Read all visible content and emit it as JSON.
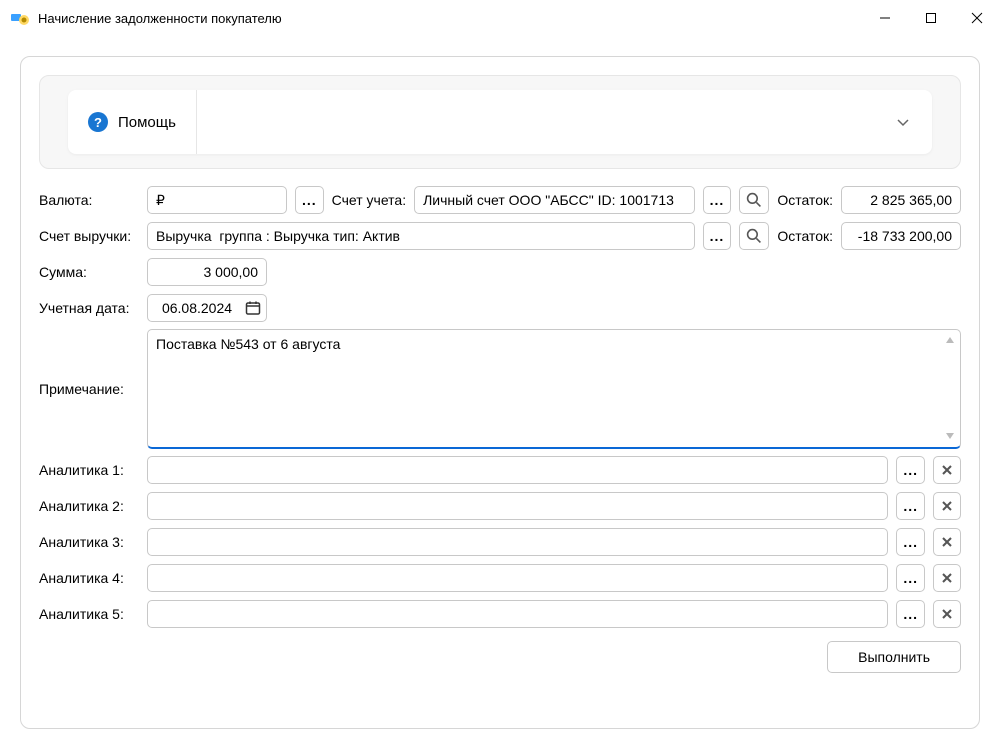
{
  "window": {
    "title": "Начисление задолженности покупателю"
  },
  "help": {
    "label": "Помощь"
  },
  "labels": {
    "currency": "Валюта:",
    "account": "Счет учета:",
    "balance": "Остаток:",
    "revenueAccount": "Счет выручки:",
    "amount": "Сумма:",
    "accDate": "Учетная дата:",
    "note": "Примечание:",
    "analytic1": "Аналитика 1:",
    "analytic2": "Аналитика 2:",
    "analytic3": "Аналитика 3:",
    "analytic4": "Аналитика 4:",
    "analytic5": "Аналитика 5:"
  },
  "values": {
    "currency": "₽",
    "account": "Личный счет ООО \"АБСС\" ID: 1001713",
    "balanceAccount": "2 825 365,00",
    "revenueAccount": "Выручка  группа : Выручка тип: Актив",
    "balanceRevenue": "-18 733 200,00",
    "amount": "3 000,00",
    "accDate": "06.08.2024",
    "note": "Поставка №543 от 6 августа",
    "analytic1": "",
    "analytic2": "",
    "analytic3": "",
    "analytic4": "",
    "analytic5": ""
  },
  "buttons": {
    "ellipsis": "...",
    "clear": "✕",
    "submit": "Выполнить"
  }
}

══════

### SET TASK
Every line holding "revenueAccount" should be copied out.

### RESPONSE TO THIS EXERCISE
    "revenueAccount": "Счет выручки:",
    "revenueAccount": "Выручка  группа : Выручка тип: Актив",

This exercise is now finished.